**GOAL**
Copy out all the lines in the records that include the word "screenshot".

**EXERCISE INPUTS**
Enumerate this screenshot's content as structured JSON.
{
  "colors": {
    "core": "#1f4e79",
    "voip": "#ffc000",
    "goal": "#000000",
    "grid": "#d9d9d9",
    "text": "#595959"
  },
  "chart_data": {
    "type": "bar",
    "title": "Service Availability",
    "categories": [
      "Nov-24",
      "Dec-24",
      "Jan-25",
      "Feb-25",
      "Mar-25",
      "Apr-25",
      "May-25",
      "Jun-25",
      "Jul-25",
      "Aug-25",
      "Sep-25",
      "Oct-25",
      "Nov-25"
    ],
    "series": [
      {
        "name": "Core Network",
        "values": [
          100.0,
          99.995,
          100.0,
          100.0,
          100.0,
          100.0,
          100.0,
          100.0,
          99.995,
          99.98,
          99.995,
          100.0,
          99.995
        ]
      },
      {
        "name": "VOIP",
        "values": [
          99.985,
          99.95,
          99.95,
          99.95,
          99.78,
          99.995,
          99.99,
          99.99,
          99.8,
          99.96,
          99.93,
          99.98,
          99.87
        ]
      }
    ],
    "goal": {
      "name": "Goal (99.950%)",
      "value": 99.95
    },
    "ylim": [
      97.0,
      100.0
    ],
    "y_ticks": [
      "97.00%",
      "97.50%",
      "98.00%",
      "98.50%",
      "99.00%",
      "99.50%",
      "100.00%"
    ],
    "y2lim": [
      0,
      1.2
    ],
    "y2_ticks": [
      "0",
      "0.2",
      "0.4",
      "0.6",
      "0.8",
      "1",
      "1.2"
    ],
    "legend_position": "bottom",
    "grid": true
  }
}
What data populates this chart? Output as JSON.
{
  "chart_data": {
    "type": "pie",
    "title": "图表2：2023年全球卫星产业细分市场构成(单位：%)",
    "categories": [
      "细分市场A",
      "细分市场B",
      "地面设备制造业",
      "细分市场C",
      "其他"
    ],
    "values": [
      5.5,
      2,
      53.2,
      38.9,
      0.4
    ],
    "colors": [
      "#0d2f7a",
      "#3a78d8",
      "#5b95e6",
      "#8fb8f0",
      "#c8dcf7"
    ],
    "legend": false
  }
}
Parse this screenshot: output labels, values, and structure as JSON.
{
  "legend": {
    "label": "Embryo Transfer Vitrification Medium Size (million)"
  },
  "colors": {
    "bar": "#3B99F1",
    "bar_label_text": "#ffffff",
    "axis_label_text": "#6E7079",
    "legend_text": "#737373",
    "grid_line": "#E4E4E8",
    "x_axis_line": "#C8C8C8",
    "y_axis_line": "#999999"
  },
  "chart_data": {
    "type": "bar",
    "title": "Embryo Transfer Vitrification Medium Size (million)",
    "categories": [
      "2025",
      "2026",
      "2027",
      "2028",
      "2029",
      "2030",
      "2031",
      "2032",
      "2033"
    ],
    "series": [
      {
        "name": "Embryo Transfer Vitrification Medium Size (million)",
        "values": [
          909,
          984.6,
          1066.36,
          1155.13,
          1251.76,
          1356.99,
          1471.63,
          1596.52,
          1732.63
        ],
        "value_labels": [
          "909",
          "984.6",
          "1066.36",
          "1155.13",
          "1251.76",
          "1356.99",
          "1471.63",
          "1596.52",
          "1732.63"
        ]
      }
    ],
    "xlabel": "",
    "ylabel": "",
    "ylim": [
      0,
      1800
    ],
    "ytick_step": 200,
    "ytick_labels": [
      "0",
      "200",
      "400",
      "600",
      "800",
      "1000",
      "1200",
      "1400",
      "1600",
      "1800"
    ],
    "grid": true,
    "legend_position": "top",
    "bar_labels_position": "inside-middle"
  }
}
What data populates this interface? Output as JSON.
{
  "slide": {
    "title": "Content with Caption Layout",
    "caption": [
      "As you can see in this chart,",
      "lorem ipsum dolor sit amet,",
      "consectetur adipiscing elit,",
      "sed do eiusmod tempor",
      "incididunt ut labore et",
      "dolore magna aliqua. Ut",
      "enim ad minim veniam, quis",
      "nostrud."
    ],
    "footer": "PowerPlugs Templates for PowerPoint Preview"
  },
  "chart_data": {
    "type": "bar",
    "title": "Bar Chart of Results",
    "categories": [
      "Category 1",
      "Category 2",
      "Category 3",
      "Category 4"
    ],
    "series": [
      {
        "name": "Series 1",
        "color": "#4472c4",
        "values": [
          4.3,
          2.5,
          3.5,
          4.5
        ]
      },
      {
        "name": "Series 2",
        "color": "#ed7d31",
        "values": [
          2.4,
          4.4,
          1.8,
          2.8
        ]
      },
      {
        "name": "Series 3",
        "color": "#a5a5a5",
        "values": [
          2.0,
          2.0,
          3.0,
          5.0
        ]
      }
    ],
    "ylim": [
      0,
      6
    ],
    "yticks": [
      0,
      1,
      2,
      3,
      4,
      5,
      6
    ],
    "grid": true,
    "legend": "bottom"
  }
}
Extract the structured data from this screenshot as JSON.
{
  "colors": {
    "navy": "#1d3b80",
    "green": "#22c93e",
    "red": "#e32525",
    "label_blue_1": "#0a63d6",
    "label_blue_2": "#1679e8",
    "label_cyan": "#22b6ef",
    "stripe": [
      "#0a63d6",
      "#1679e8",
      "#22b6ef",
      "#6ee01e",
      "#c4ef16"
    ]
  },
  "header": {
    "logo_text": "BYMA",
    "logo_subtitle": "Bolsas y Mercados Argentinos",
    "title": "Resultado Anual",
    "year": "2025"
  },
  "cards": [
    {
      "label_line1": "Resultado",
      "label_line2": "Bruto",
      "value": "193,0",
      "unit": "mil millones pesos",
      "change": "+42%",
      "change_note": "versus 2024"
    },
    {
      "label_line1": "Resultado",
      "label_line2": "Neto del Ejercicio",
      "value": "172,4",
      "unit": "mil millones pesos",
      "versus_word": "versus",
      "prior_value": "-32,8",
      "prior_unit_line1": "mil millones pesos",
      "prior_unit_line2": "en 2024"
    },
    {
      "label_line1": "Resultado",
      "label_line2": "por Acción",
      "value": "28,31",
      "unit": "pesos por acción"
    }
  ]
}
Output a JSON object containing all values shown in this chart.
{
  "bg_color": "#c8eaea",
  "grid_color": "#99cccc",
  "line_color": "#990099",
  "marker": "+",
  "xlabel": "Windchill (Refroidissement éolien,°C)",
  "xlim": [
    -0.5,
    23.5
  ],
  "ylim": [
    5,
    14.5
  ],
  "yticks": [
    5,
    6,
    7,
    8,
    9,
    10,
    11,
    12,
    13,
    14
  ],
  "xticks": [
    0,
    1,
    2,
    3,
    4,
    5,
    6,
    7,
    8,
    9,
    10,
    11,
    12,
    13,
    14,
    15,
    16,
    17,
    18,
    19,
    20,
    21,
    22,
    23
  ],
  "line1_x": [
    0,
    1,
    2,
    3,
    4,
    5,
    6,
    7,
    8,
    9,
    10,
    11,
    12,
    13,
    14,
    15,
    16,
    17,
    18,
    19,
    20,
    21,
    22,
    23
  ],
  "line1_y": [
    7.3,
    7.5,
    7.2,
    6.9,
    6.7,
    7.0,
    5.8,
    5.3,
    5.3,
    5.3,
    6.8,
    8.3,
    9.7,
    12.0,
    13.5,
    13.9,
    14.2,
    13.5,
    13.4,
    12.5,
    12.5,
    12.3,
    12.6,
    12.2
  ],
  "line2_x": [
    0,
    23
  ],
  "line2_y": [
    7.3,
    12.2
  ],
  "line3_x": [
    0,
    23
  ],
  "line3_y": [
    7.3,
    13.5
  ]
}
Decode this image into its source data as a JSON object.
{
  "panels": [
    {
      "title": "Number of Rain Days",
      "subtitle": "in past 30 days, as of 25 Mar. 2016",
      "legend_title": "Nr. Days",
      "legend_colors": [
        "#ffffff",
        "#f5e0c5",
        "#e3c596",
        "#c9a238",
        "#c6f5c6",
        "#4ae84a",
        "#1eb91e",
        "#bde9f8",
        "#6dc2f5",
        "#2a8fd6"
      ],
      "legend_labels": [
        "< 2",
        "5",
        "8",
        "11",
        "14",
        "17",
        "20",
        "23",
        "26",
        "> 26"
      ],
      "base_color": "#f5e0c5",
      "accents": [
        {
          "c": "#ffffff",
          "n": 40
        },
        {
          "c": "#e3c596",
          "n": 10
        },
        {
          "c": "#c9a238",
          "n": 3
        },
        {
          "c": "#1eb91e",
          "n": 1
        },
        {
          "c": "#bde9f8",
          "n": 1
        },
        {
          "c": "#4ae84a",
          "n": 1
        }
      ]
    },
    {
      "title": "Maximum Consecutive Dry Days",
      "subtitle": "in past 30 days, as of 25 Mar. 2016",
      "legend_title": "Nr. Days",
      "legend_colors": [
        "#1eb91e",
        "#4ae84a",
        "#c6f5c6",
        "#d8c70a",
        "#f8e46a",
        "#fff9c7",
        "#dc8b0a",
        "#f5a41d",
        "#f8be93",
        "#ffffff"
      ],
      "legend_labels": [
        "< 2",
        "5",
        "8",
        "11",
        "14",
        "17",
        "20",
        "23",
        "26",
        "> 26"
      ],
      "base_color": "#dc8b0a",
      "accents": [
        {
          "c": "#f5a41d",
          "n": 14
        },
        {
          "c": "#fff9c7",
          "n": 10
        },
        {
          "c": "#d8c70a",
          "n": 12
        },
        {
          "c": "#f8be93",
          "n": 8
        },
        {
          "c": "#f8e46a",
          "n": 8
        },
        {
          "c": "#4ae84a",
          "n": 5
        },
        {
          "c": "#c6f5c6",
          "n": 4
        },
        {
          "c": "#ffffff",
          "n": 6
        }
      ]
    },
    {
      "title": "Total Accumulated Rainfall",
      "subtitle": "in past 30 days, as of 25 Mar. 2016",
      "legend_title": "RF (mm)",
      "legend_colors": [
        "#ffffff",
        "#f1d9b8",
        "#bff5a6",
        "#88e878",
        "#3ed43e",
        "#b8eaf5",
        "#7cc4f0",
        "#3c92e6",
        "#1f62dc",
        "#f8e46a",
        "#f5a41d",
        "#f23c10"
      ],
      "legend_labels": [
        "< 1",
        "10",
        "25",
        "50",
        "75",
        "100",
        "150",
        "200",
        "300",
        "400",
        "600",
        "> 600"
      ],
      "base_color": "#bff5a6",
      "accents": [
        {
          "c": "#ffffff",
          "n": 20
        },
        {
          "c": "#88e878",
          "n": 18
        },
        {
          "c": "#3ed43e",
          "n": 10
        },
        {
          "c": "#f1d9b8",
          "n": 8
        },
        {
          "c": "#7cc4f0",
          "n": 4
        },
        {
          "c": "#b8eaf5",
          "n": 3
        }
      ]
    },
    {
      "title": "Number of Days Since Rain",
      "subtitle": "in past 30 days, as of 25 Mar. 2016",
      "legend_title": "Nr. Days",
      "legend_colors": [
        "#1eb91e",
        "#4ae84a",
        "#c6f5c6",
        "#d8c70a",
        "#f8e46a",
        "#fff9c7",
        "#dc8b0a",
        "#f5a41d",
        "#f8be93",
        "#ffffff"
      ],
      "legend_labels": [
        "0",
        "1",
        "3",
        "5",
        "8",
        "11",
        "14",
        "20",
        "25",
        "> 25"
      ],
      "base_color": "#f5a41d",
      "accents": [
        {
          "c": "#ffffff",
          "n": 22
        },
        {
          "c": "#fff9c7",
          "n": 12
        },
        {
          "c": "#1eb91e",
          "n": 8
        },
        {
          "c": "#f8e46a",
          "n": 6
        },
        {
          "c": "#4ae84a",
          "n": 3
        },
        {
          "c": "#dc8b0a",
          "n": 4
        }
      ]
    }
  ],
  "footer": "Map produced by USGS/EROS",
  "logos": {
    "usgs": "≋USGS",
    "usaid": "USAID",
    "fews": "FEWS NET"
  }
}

**RESPONSE TO THE EXERCISE**
Enumerate this screenshot's content as structured JSON.
Parse this screenshot: output labels, values, and structure as JSON.
Extract the structured data from this screenshot as JSON.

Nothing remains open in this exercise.